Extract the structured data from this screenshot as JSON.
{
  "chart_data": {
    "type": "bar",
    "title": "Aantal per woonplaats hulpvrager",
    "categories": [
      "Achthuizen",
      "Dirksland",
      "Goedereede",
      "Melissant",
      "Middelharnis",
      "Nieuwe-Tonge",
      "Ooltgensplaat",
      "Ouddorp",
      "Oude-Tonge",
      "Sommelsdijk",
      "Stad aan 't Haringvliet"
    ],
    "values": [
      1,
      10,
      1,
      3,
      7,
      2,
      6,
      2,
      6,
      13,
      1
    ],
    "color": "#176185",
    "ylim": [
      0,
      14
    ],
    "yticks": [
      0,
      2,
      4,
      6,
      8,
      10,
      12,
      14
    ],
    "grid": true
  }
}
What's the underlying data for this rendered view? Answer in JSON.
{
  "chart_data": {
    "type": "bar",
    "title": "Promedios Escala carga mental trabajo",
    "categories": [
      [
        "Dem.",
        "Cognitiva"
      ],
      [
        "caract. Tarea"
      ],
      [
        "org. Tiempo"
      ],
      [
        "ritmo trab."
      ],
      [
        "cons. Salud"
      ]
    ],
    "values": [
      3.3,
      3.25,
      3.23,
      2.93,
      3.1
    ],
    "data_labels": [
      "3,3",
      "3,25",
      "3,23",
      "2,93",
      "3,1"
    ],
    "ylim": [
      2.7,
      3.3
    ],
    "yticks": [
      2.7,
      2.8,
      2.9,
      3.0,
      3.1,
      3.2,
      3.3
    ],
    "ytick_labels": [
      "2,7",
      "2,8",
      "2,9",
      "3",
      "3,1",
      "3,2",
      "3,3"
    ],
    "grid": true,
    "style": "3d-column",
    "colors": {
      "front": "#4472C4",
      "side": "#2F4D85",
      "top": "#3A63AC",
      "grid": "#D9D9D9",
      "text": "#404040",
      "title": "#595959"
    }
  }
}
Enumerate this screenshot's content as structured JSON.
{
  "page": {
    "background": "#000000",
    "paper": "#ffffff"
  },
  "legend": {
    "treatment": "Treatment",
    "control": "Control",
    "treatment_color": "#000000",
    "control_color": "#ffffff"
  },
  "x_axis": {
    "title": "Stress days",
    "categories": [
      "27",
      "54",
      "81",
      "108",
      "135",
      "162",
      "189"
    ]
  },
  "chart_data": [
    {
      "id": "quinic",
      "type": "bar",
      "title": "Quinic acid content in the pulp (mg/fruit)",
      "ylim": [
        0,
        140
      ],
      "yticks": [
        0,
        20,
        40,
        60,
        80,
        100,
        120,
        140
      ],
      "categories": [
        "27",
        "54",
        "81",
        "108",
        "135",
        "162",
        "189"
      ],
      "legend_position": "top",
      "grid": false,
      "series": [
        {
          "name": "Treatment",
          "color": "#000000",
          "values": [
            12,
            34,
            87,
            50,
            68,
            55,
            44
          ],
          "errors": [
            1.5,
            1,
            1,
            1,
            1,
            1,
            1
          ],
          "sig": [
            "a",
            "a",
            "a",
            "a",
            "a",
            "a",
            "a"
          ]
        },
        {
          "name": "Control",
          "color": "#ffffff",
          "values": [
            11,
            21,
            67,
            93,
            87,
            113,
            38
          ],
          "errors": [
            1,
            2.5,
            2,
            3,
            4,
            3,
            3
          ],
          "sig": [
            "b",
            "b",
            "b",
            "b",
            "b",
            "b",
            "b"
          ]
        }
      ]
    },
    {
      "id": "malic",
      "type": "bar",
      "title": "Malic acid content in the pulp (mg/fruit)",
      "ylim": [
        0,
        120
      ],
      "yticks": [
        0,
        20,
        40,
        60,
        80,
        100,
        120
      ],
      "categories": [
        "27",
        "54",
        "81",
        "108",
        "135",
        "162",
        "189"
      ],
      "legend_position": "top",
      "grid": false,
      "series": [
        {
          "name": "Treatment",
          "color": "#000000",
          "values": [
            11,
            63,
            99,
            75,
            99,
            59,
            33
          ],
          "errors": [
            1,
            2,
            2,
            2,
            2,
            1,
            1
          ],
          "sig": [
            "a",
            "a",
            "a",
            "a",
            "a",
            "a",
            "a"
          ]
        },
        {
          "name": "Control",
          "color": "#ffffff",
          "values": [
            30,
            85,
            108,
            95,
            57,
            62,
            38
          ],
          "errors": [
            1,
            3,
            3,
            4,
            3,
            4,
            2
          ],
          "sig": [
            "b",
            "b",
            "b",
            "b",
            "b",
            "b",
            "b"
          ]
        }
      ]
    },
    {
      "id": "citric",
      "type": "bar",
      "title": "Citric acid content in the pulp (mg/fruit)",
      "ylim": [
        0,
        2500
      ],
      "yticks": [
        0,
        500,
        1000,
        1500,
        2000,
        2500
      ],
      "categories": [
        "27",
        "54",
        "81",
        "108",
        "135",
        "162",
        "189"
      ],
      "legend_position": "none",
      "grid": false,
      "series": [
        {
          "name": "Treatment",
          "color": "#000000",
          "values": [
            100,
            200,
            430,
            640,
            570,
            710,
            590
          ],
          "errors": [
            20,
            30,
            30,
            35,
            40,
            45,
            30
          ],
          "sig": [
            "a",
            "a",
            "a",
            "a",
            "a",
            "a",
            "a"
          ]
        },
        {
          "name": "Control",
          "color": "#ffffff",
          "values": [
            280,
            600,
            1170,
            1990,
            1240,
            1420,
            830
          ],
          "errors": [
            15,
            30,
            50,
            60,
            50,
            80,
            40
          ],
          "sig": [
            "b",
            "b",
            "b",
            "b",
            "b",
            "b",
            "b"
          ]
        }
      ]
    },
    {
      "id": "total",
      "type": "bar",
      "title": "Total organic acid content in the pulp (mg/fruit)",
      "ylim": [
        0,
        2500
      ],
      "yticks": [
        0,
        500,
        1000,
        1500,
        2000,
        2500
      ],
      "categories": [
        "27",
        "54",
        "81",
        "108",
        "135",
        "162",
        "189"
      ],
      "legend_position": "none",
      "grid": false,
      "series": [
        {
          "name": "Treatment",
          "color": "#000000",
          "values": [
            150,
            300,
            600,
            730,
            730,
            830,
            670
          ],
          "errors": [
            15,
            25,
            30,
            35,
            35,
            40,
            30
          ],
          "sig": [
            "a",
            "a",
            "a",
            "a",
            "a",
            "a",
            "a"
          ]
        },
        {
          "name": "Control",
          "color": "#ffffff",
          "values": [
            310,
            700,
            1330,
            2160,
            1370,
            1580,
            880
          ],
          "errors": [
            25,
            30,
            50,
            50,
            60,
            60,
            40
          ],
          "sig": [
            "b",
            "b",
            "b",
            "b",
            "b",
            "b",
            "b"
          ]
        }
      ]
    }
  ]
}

※ ※ ※

* What you should do:
Repeat the listing above without any change.

* Answer to this exercise:
Extract the structured data from this screenshot as JSON.
{
  "chart_data": {
    "type": "bar",
    "title": "Aantal per woonplaats hulpvrager",
    "categories": [
      "Achthuizen",
      "Dirksland",
      "Goedereede",
      "Melissant",
      "Middelharnis",
      "Nieuwe-Tonge",
      "Ooltgensplaat",
      "Ouddorp",
      "Oude-Tonge",
      "Sommelsdijk",
      "Stad aan 't Haringvliet"
    ],
    "values": [
      1,
      10,
      1,
      3,
      7,
      2,
      6,
      2,
      6,
      13,
      1
    ],
    "color": "#176185",
    "ylim": [
      0,
      14
    ],
    "yticks": [
      0,
      2,
      4,
      6,
      8,
      10,
      12,
      14
    ],
    "grid": true
  }
}
What's the underlying data for this rendered view? Answer in JSON.
{
  "chart_data": {
    "type": "bar",
    "title": "Promedios Escala carga mental trabajo",
    "categories": [
      [
        "Dem.",
        "Cognitiva"
      ],
      [
        "caract. Tarea"
      ],
      [
        "org. Tiempo"
      ],
      [
        "ritmo trab."
      ],
      [
        "cons. Salud"
      ]
    ],
    "values": [
      3.3,
      3.25,
      3.23,
      2.93,
      3.1
    ],
    "data_labels": [
      "3,3",
      "3,25",
      "3,23",
      "2,93",
      "3,1"
    ],
    "ylim": [
      2.7,
      3.3
    ],
    "yticks": [
      2.7,
      2.8,
      2.9,
      3.0,
      3.1,
      3.2,
      3.3
    ],
    "ytick_labels": [
      "2,7",
      "2,8",
      "2,9",
      "3",
      "3,1",
      "3,2",
      "3,3"
    ],
    "grid": true,
    "style": "3d-column",
    "colors": {
      "front": "#4472C4",
      "side": "#2F4D85",
      "top": "#3A63AC",
      "grid": "#D9D9D9",
      "text": "#404040",
      "title": "#595959"
    }
  }
}
Enumerate this screenshot's content as structured JSON.
{
  "page": {
    "background": "#000000",
    "paper": "#ffffff"
  },
  "legend": {
    "treatment": "Treatment",
    "control": "Control",
    "treatment_color": "#000000",
    "control_color": "#ffffff"
  },
  "x_axis": {
    "title": "Stress days",
    "categories": [
      "27",
      "54",
      "81",
      "108",
      "135",
      "162",
      "189"
    ]
  },
  "chart_data": [
    {
      "id": "quinic",
      "type": "bar",
      "title": "Quinic acid content in the pulp (mg/fruit)",
      "ylim": [
        0,
        140
      ],
      "yticks": [
        0,
        20,
        40,
        60,
        80,
        100,
        120,
        140
      ],
      "categories": [
        "27",
        "54",
        "81",
        "108",
        "135",
        "162",
        "189"
      ],
      "legend_position": "top",
      "grid": false,
      "series": [
        {
          "name": "Treatment",
          "color": "#000000",
          "values": [
            12,
            34,
            87,
            50,
            68,
            55,
            44
          ],
          "errors": [
            1.5,
            1,
            1,
            1,
            1,
            1,
            1
          ],
          "sig": [
            "a",
            "a",
            "a",
            "a",
            "a",
            "a",
            "a"
          ]
        },
        {
          "name": "Control",
          "color": "#ffffff",
          "values": [
            11,
            21,
            67,
            93,
            87,
            113,
            38
          ],
          "errors": [
            1,
            2.5,
            2,
            3,
            4,
            3,
            3
          ],
          "sig": [
            "b",
            "b",
            "b",
            "b",
            "b",
            "b",
            "b"
          ]
        }
      ]
    },
    {
      "id": "malic",
      "type": "bar",
      "title": "Malic acid content in the pulp (mg/fruit)",
      "ylim": [
        0,
        120
      ],
      "yticks": [
        0,
        20,
        40,
        60,
        80,
        100,
        120
      ],
      "categories": [
        "27",
        "54",
        "81",
        "108",
        "135",
        "162",
        "189"
      ],
      "legend_position": "top",
      "grid": false,
      "series": [
        {
          "name": "Treatment",
          "color": "#000000",
          "values": [
            11,
            63,
            99,
            75,
            99,
            59,
            33
          ],
          "errors": [
            1,
            2,
            2,
            2,
            2,
            1,
            1
          ],
          "sig": [
            "a",
            "a",
            "a",
            "a",
            "a",
            "a",
            "a"
          ]
        },
        {
          "name": "Control",
          "color": "#ffffff",
          "values": [
            30,
            85,
            108,
            95,
            57,
            62,
            38
          ],
          "errors": [
            1,
            3,
            3,
            4,
            3,
            4,
            2
          ],
          "sig": [
            "b",
            "b",
            "b",
            "b",
            "b",
            "b",
            "b"
          ]
        }
      ]
    },
    {
      "id": "citric",
      "type": "bar",
      "title": "Citric acid content in the pulp (mg/fruit)",
      "ylim": [
        0,
        2500
      ],
      "yticks": [
        0,
        500,
        1000,
        1500,
        2000,
        2500
      ],
      "categories": [
        "27",
        "54",
        "81",
        "108",
        "135",
        "162",
        "189"
      ],
      "legend_position": "none",
      "grid": false,
      "series": [
        {
          "name": "Treatment",
          "color": "#000000",
          "values": [
            100,
            200,
            430,
            640,
            570,
            710,
            590
          ],
          "errors": [
            20,
            30,
            30,
            35,
            40,
            45,
            30
          ],
          "sig": [
            "a",
            "a",
            "a",
            "a",
            "a",
            "a",
            "a"
          ]
        },
        {
          "name": "Control",
          "color": "#ffffff",
          "values": [
            280,
            600,
            1170,
            1990,
            1240,
            1420,
            830
          ],
          "errors": [
            15,
            30,
            50,
            60,
            50,
            80,
            40
          ],
          "sig": [
            "b",
            "b",
            "b",
            "b",
            "b",
            "b",
            "b"
          ]
        }
      ]
    },
    {
      "id": "total",
      "type": "bar",
      "title": "Total organic acid content in the pulp (mg/fruit)",
      "ylim": [
        0,
        2500
      ],
      "yticks": [
        0,
        500,
        1000,
        1500,
        2000,
        2500
      ],
      "categories": [
        "27",
        "54",
        "81",
        "108",
        "135",
        "162",
        "189"
      ],
      "legend_position": "none",
      "grid": false,
      "series": [
        {
          "name": "Treatment",
          "color": "#000000",
          "values": [
            150,
            300,
            600,
            730,
            730,
            830,
            670
          ],
          "errors": [
            15,
            25,
            30,
            35,
            35,
            40,
            30
          ],
          "sig": [
            "a",
            "a",
            "a",
            "a",
            "a",
            "a",
            "a"
          ]
        },
        {
          "name": "Control",
          "color": "#ffffff",
          "values": [
            310,
            700,
            1330,
            2160,
            1370,
            1580,
            880
          ],
          "errors": [
            25,
            30,
            50,
            50,
            60,
            60,
            40
          ],
          "sig": [
            "b",
            "b",
            "b",
            "b",
            "b",
            "b",
            "b"
          ]
        }
      ]
    }
  ]
}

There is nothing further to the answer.